SELECTED TEXT →
Borexino is a particle physics experiment to study low energy (sub-MeV) solar neutrinos. The detector is the world's most radio-pure liquid scintillator calorimeter. It is placed within a stainless steel sphere which holds the photomultiplier tubes (PMTs) used as signal detectors and is shielded by a water tank to protect it against external radiation and tag incoming cosmic muons that manage to penetrate the overburden of the mountain above.

The primary aim of the experiment is to make a precise measurement of the individual neutrino fluxes from the Sun and compare them to the Standard solar model predictions. This will allow scientists to test and to further understand the functioning of the Sun (e.g.,  nuclear fusion processes taking place at the core of the Sun, solar composition, opacity, matter distribution, etc.) and will also help determine properties of neutrino oscillations, including the MSW effect. Specific goals of the experiment are to detect beryllium-7, boron-8, pp, pep and CNO solar neutrinos as well as anti-neutrinos from the Earth and nuclear power plants. The project may also be able to detect neutrinos from supernovae within our galaxy with a special potential to detect the elastic scattering of neutrinos onto protons, due to neutral current interactions. Borexino is a member of the Supernova Early Warning System. Searches for rare processes and potential unknown particles are also underway.

The name Borexino is the Italian diminutive of BOREX (Boron solar neutrino Experiment), after the original 1 kT-fiducial experimental proposal with a different scintillator (TMB), was discontinued because of a shift in focus in physics goals as well as financial constraints. The experiment is located at the Laboratori Nazionali del Gran Sasso near the town of L'Aquila, Italy, and is supported by an international collaboration with researchers from Italy, the United States, Germany, France, Poland, Russia and Ukraine.  The experiment is funded by multiple national agencies; the principal ones are INFN (National Institute for Nuclear Physics, Italy) and NSF (National Science Foundation, USA). In May 2017, Borexino reached 10 years of continuous operation since the start of its data-taking period in 2007.

The SOX experiment was a sub-project designed to study the possible existence of sterile neutrinos or other anomalous effects in neutrino oscillations at short ranges through the use of a neutrino generator based on radioactive cerium-144 placed right under the water tank of the Borexino detector. This project was cancelled in early 2018 due to insurmountable technical problems in the fabrication of the antineutrino source.

The entire Borexino experiment was ended in October 2021.

History and notable results 

The initial BOREX proposal was made in 1986.  In 1990, the design was fundamentally altered, and the name of the experiment was changed to "Borexino". Research and development began on the detector at that time. By 2004, the structure of the detector had been completed, and by May 2007 the detector chamber had been filled and data taking began.

PROBLEM DETAILS → Copy the Borexino text word for word, from "The SOX experiment" to "data taking began.".

GIVEN ENTRIES →
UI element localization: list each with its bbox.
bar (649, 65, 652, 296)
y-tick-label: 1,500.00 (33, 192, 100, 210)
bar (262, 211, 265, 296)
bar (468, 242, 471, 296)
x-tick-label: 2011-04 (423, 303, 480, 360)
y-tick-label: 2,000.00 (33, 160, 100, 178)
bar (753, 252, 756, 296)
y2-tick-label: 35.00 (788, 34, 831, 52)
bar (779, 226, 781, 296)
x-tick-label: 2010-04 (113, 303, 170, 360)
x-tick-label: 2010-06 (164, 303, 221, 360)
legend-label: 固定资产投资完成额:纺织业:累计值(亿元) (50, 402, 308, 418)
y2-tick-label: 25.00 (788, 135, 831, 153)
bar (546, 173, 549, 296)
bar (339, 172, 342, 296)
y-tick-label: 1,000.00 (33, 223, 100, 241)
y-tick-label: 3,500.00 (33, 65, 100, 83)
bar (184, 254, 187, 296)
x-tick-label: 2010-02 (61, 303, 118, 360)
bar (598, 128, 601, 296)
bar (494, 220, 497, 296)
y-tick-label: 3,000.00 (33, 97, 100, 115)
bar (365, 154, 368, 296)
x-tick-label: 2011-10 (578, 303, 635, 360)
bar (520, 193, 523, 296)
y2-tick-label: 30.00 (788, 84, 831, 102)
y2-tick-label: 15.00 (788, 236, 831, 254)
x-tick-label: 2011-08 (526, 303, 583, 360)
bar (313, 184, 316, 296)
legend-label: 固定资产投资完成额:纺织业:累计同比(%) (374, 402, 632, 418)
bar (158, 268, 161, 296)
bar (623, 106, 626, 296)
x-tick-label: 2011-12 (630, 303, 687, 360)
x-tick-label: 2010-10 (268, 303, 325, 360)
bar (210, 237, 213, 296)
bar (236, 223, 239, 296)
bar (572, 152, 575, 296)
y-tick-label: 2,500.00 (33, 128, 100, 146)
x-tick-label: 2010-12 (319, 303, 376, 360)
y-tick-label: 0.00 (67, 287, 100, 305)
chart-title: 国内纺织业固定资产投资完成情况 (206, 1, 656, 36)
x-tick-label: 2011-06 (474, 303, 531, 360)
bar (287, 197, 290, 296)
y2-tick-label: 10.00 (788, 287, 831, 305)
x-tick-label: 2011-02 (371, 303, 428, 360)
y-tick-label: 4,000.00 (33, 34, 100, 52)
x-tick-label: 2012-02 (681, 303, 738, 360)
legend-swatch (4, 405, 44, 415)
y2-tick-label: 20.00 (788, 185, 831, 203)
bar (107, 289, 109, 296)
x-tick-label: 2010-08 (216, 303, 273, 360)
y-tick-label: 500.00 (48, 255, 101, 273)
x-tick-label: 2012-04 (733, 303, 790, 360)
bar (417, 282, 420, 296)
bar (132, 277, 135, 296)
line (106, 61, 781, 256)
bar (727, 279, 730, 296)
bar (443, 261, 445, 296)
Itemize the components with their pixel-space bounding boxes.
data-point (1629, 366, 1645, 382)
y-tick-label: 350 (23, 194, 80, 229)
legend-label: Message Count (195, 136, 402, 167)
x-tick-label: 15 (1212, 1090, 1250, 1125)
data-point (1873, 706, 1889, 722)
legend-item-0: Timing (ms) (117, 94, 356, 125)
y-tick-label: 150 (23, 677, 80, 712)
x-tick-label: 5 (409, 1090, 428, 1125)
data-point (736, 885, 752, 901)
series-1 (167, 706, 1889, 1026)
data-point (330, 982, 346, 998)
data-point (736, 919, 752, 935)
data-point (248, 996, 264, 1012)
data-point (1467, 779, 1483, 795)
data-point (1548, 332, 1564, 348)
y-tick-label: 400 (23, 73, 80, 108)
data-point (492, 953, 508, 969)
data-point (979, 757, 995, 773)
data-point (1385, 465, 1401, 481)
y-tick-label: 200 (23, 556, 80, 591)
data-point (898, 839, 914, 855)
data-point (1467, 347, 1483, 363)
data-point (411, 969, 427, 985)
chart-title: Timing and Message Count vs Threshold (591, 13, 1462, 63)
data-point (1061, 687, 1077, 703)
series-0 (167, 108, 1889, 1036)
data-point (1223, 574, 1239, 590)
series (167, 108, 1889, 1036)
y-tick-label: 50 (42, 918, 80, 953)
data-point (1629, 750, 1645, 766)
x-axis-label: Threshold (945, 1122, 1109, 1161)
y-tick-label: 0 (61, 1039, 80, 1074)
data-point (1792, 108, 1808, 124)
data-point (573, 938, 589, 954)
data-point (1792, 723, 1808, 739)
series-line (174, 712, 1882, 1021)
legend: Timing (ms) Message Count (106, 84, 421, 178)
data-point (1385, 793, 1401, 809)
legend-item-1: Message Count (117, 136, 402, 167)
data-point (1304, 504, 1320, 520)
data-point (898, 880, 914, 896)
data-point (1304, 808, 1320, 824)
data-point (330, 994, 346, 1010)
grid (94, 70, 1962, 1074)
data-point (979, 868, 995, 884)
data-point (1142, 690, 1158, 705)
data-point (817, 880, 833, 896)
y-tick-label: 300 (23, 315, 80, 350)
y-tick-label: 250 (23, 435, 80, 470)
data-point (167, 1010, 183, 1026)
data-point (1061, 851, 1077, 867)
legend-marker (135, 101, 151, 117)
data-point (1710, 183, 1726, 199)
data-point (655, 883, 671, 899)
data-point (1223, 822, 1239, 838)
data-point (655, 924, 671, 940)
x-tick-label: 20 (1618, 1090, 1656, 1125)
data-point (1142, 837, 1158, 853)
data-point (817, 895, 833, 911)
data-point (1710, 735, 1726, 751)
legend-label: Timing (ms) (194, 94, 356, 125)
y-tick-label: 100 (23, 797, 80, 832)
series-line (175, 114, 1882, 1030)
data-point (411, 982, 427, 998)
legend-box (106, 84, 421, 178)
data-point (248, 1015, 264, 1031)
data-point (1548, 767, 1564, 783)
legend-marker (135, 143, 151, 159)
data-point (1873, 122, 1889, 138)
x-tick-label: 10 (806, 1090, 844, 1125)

REPLY TO THE TASK →
The SOX experiment was a sub-project designed to study the possible existence of sterile neutrinos or other anomalous effects in neutrino oscillations at short ranges through the use of a neutrino generator based on radioactive cerium-144 placed right under the water tank of the Borexino detector. This project was cancelled in early 2018 due to insurmountable technical problems in the fabrication of the antineutrino source.

The entire Borexino experiment was ended in October 2021.

History and notable results 

The initial BOREX proposal was made in 1986.  In 1990, the design was fundamentally altered, and the name of the experiment was changed to "Borexino". Research and development began on the detector at that time. By 2004, the structure of the detector had been completed, and by May 2007 the detector chamber had been filled and data taking began.